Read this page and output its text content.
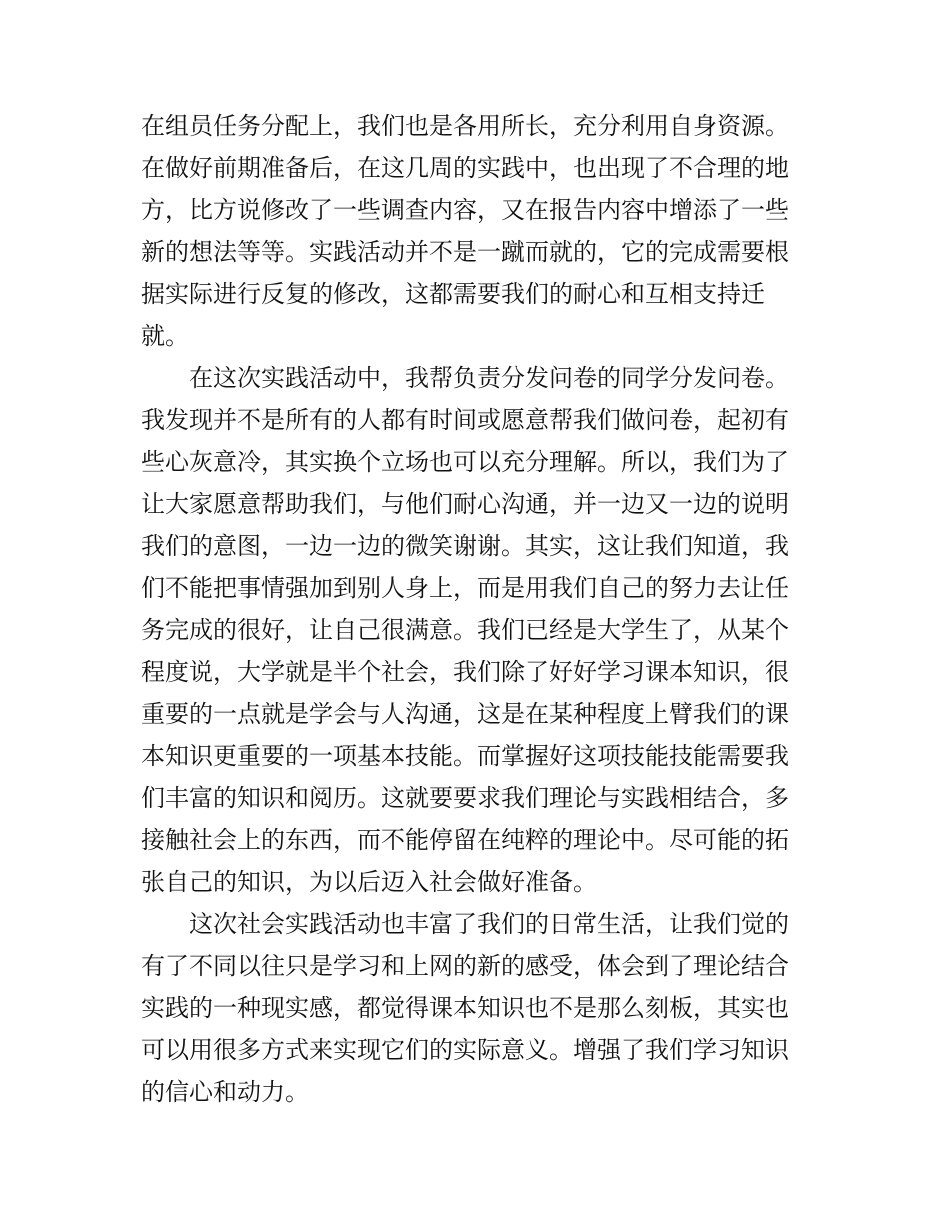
在组员任务分配上，我们也是各用所长，充分利用自身资源。
在做好前期准备后，在这几周的实践中，也出现了不合理的地
方，比方说修改了一些调查内容，又在报告内容中增添了一些
新的想法等等。实践活动并不是一蹴而就的，它的完成需要根
据实际进行反复的修改，这都需要我们的耐心和互相支持迁
就。
在这次实践活动中，我帮负责分发问卷的同学分发问卷。
我发现并不是所有的人都有时间或愿意帮我们做问卷，起初有
些心灰意冷，其实换个立场也可以充分理解。所以，我们为了
让大家愿意帮助我们，与他们耐心沟通，并一边又一边的说明
我们的意图，一边一边的微笑谢谢。其实，这让我们知道，我
们不能把事情强加到别人身上，而是用我们自己的努力去让任
务完成的很好，让自己很满意。我们已经是大学生了，从某个
程度说，大学就是半个社会，我们除了好好学习课本知识，很
重要的一点就是学会与人沟通，这是在某种程度上臂我们的课
本知识更重要的一项基本技能。而掌握好这项技能技能需要我
们丰富的知识和阅历。这就要要求我们理论与实践相结合，多
接触社会上的东西，而不能停留在纯粹的理论中。尽可能的拓
张自己的知识，为以后迈入社会做好准备。
这次社会实践活动也丰富了我们的日常生活，让我们觉的
有了不同以往只是学习和上网的新的感受，体会到了理论结合
实践的一种现实感，都觉得课本知识也不是那么刻板，其实也
可以用很多方式来实现它们的实际意义。增强了我们学习知识
的信心和动力。
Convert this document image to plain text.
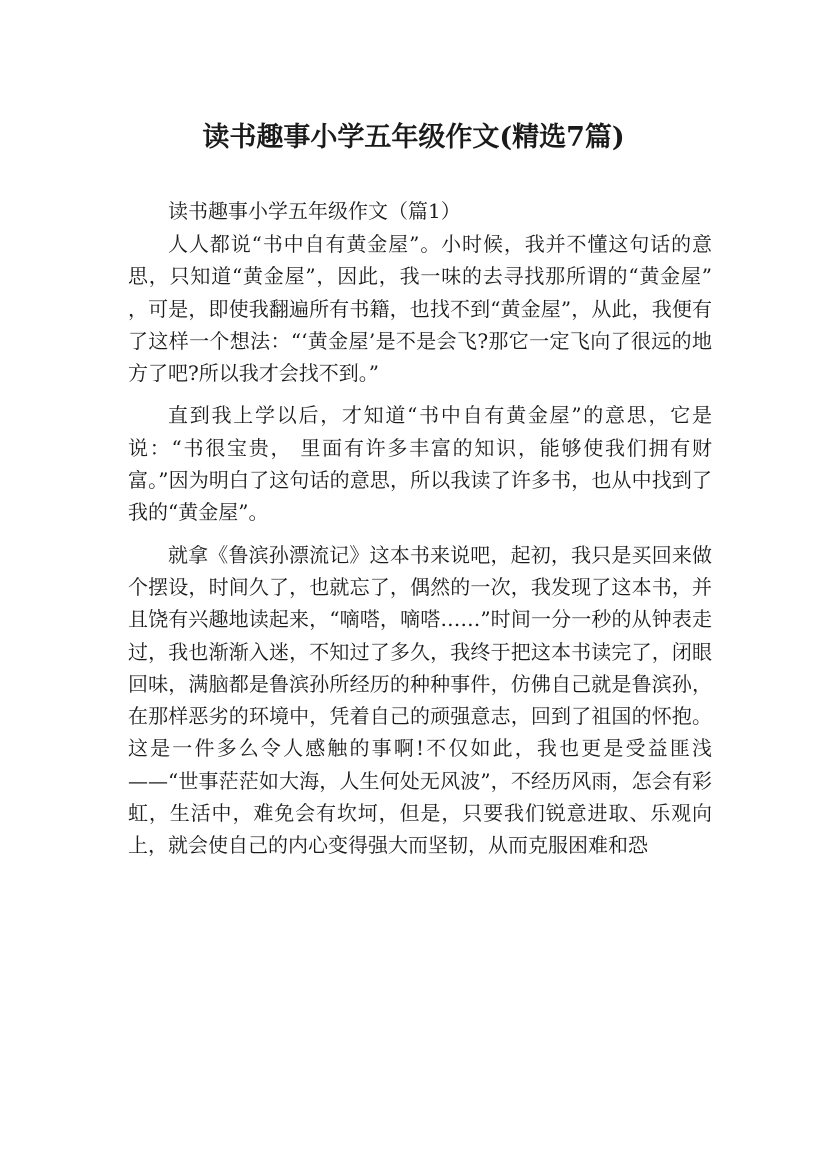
读书趣事小学五年级作文(精选7篇)

读书趣事小学五年级作文（篇1）

人人都说“书中自有黄金屋”。小时候，我并不懂这句话的意思，只知道“黄金屋”，因此，我一味的去寻找那所谓的“黄金屋” ，可是，即使我翻遍所有书籍，也找不到“黄金屋”，从此，我便有了这样一个想法：“‘黄金屋’是不是会飞?那它一定飞向了很远的地方了吧?所以我才会找不到。”

直到我上学以后，才知道“书中自有黄金屋”的意思，它是说：“书很宝贵， 里面有许多丰富的知识，能够使我们拥有财富。”因为明白了这句话的意思，所以我读了许多书，也从中找到了我的“黄金屋”。

就拿《鲁滨孙漂流记》这本书来说吧，起初，我只是买回来做个摆设，时间久了，也就忘了，偶然的一次，我发现了这本书，并且饶有兴趣地读起来，“嘀嗒，嘀嗒……”时间一分一秒的从钟表走过，我也渐渐入迷，不知过了多久，我终于把这本书读完了，闭眼回味，满脑都是鲁滨孙所经历的种种事件，仿佛自己就是鲁滨孙，在那样恶劣的环境中，凭着自己的顽强意志，回到了祖国的怀抱。这是一件多么令人感触的事啊!不仅如此，我也更是受益匪浅——“世事茫茫如大海，人生何处无风波”，不经历风雨，怎会有彩虹，生活中，难免会有坎坷，但是，只要我们锐意进取、乐观向上，就会使自己的内心变得强大而坚韧，从而克服困难和恐
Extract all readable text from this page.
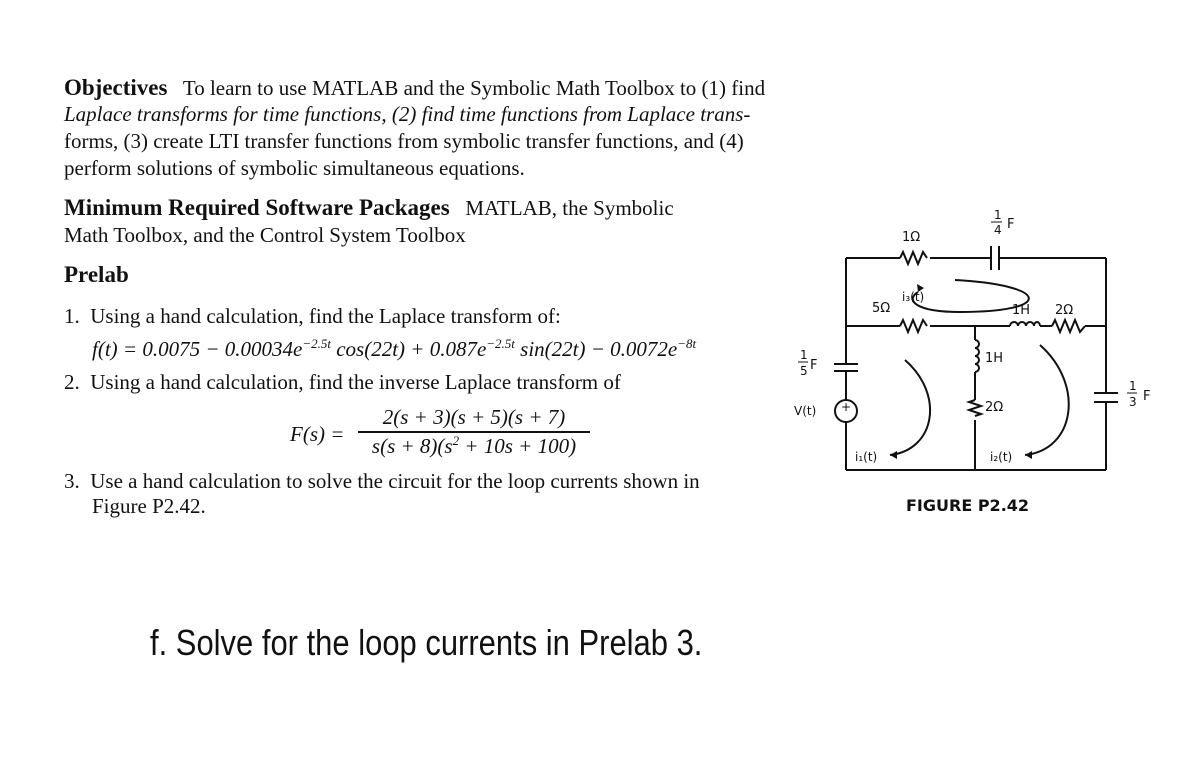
Objectives To learn to use MATLAB and the Symbolic Math Toolbox to (1) find
Laplace transforms for time functions, (2) find time functions from Laplace trans-
forms, (3) create LTI transfer functions from symbolic transfer functions, and (4)
perform solutions of symbolic simultaneous equations.
Minimum Required Software Packages MATLAB, the Symbolic
Math Toolbox, and the Control System Toolbox
Prelab
1. Using a hand calculation, find the Laplace transform of:
$f(t) = 0.0075 - 0.00034e^{-2.5t}$ $\cos(22t) + 0.087e^{-2.5t}$ $\sin(22t) - 0.0072e^{-8t}$
2. Using a hand calculation, find the inverse Laplace transform of
F(s) =
2(s + 3)(s + 5)(s + 7)
$s(s + 8)(s^2 + 10s + 100)$
3. Use a hand calculation to solve the circuit for the loop currents shown in
Figure P2.42.
1Ω
1
4 F
5Ω
i₃(t)
1H 2Ω
1H
2Ω
1
5 F
1
3 F
V(t) +
i₁(t)	i₂(t)
FIGURE P2.42
f. Solve for the loop currents in Prelab 3.
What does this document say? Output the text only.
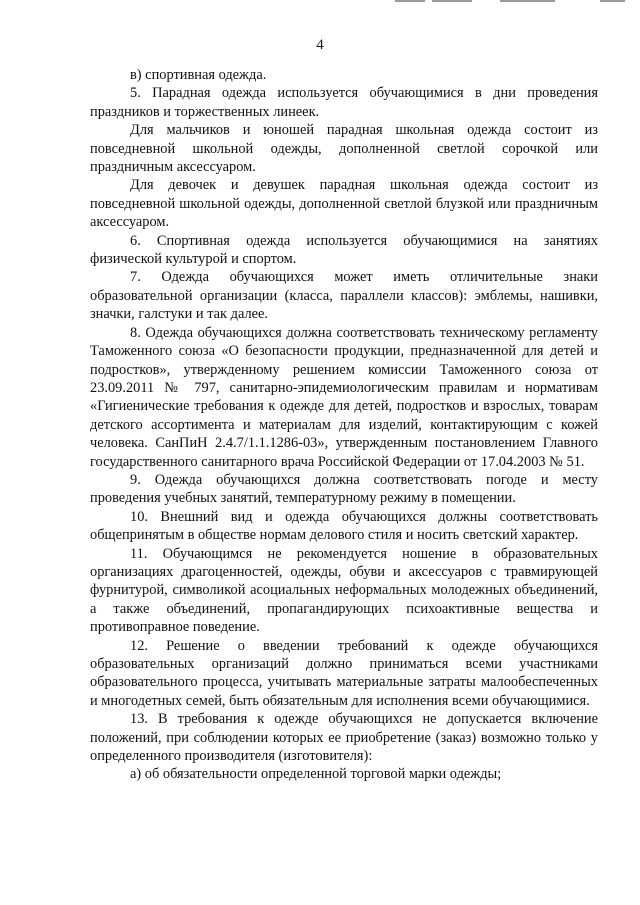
4

в) спортивная одежда.

5. Парадная одежда используется обучающимися в дни проведения праздников и торжественных линеек.

Для мальчиков и юношей парадная школьная одежда состоит из повседневной школьной одежды, дополненной светлой сорочкой или праздничным аксессуаром.

Для девочек и девушек парадная школьная одежда состоит из повседневной школьной одежды, дополненной светлой блузкой или праздничным аксессуаром.

6. Спортивная одежда используется обучающимися на занятиях физической культурой и спортом.

7. Одежда обучающихся может иметь отличительные знаки образовательной организации (класса, параллели классов): эмблемы, нашивки, значки, галстуки и так далее.

8. Одежда обучающихся должна соответствовать техническому регламенту Таможенного союза «О безопасности продукции, предназначенной для детей и подростков», утвержденному решением комиссии Таможенного союза от 23.09.2011 № 797, санитарно-эпидемиологическим правилам и нормативам «Гигиенические требования к одежде для детей, подростков и взрослых, товарам детского ассортимента и материалам для изделий, контактирующим с кожей человека. СанПиН 2.4.7/1.1.1286-03», утвержденным постановлением Главного государственного санитарного врача Российской Федерации от 17.04.2003 № 51.

9. Одежда обучающихся должна соответствовать погоде и месту проведения учебных занятий, температурному режиму в помещении.

10. Внешний вид и одежда обучающихся должны соответствовать общепринятым в обществе нормам делового стиля и носить светский характер.

11. Обучающимся не рекомендуется ношение в образовательных организациях драгоценностей, одежды, обуви и аксессуаров с травмирующей фурнитурой, символикой асоциальных неформальных молодежных объединений, а также объединений, пропагандирующих психоактивные вещества и противоправное поведение.

12. Решение о введении требований к одежде обучающихся образовательных организаций должно приниматься всеми участниками образовательного процесса, учитывать материальные затраты малообеспеченных и многодетных семей, быть обязательным для исполнения всеми обучающимися.

13. В требования к одежде обучающихся не допускается включение положений, при соблюдении которых ее приобретение (заказ) возможно только у определенного производителя (изготовителя):

а) об обязательности определенной торговой марки одежды;
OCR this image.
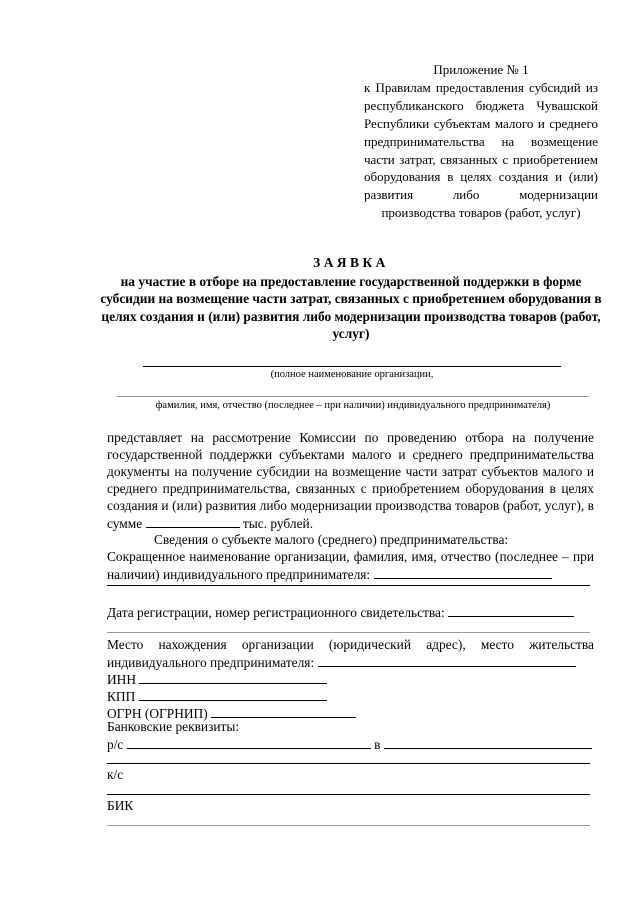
Приложение № 1
к Правилам предоставления субсидий из республиканского бюджета Чувашской Республики субъектам малого и среднего предпринимательства на возмещение части затрат, связанных с приобретением оборудования в целях создания и (или) развития либо модернизации производства товаров (работ, услуг)
ЗАЯВКА
на участие в отборе на предоставление государственной поддержки в форме субсидии на возмещение части затрат, связанных с приобретением оборудования в целях создания и (или) развития либо модернизации производства товаров (работ, услуг)
(полное наименование организации,
фамилия, имя, отчество (последнее – при наличии) индивидуального предпринимателя)
представляет на рассмотрение Комиссии по проведению отбора на получение государственной поддержки субъектами малого и среднего предпринимательства документы на получение субсидии на возмещение части затрат субъектов малого и среднего предпринимательства, связанных с приобретением оборудования в целях создания и (или) развития либо модернизации производства товаров (работ, услуг), в сумме	тыс. рублей.
Сведения о субъекте малого (среднего) предпринимательства:
Сокращенное наименование организации, фамилия, имя, отчество (последнее – при наличии) индивидуального предпринимателя:
Дата регистрации, номер регистрационного свидетельства:
Место нахождения организации (юридический адрес), место жительства индивидуального предпринимателя:
ИНН
КПП
ОГРН (ОГРНИП)
Банковские реквизиты:
р/с	в
к/с
БИК
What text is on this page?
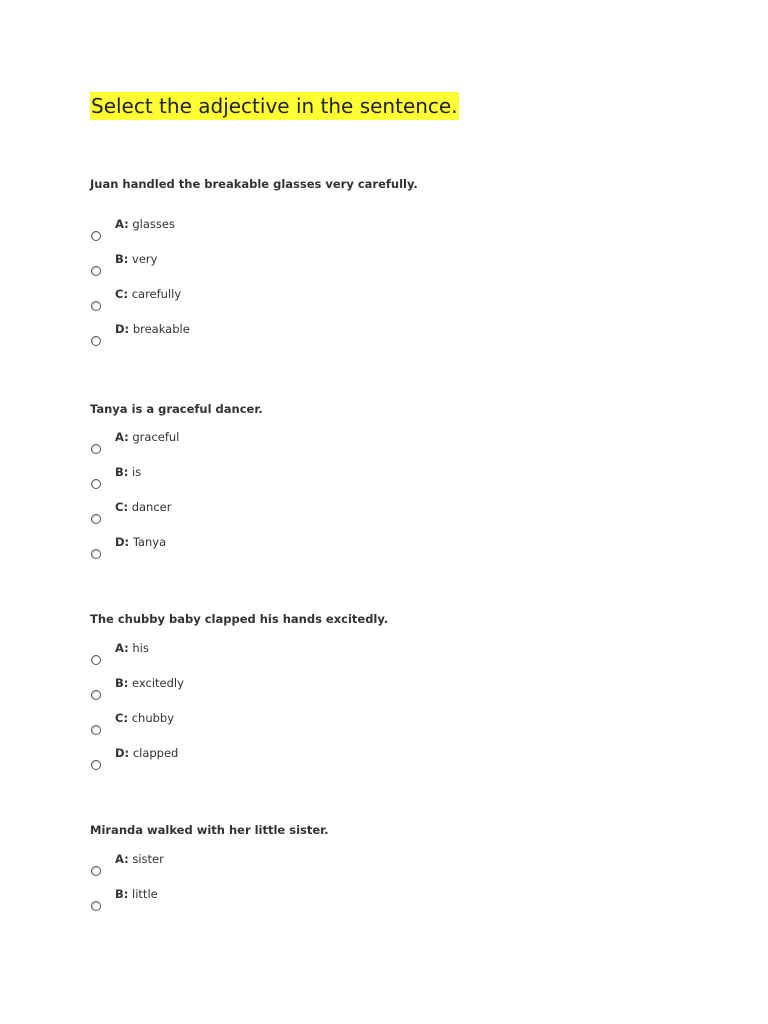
Select the adjective in the sentence.

Juan handled the breakable glasses very carefully.

A: glasses
B: very
C: carefully
D: breakable

Tanya is a graceful dancer.

A: graceful
B: is
C: dancer
D: Tanya

The chubby baby clapped his hands excitedly.

A: his
B: excitedly
C: chubby
D: clapped

Miranda walked with her little sister.

A: sister
B: little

───

- [Task] Search the entries for the word "carefully", then list each line that holds it.

- [Written solution]
Juan handled the breakable glasses very carefully.
C: carefully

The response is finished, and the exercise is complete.